* **Written problem**: Check every line of the entries for "专业质量提升与改造项目", and copy the lines that hold it.

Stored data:
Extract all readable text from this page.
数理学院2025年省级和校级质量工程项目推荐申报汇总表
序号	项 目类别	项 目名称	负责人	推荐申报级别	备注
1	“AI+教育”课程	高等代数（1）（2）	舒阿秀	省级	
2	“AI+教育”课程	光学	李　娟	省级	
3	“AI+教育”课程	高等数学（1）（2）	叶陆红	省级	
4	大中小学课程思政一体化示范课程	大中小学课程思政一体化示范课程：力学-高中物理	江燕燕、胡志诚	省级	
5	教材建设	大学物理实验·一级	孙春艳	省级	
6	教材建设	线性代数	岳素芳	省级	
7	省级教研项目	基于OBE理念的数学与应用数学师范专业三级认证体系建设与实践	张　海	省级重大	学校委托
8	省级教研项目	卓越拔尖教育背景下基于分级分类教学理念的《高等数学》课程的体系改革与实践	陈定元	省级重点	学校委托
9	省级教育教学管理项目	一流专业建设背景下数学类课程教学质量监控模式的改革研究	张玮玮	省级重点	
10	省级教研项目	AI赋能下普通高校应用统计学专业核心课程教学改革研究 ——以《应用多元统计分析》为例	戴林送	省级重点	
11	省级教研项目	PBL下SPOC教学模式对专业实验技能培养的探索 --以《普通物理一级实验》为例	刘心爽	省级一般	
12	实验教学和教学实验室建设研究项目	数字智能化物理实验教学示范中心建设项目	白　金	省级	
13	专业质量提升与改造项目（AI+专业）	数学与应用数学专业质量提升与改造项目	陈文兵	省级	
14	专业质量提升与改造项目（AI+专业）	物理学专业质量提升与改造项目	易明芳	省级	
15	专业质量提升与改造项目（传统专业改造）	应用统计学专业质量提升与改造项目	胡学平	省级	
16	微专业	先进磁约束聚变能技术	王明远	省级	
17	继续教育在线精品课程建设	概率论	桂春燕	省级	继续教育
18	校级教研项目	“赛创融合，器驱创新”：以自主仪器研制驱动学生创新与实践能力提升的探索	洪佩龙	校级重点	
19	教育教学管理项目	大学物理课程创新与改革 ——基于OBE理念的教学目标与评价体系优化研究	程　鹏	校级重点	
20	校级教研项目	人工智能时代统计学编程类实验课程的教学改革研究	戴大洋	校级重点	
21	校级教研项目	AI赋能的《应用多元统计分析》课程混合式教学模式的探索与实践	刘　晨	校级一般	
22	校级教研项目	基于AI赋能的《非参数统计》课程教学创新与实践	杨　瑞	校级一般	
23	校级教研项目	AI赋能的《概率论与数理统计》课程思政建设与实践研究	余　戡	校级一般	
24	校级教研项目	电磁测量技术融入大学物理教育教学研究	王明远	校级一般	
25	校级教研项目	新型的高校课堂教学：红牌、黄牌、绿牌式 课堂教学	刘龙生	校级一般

* **Worked solution**:
13	专业质量提升与改造项目（AI+专业）	数学与应用数学专业质量提升与改造项目	陈文兵	省级	
14	专业质量提升与改造项目（AI+专业）	物理学专业质量提升与改造项目	易明芳	省级	
15	专业质量提升与改造项目（传统专业改造）	应用统计学专业质量提升与改造项目	胡学平	省级	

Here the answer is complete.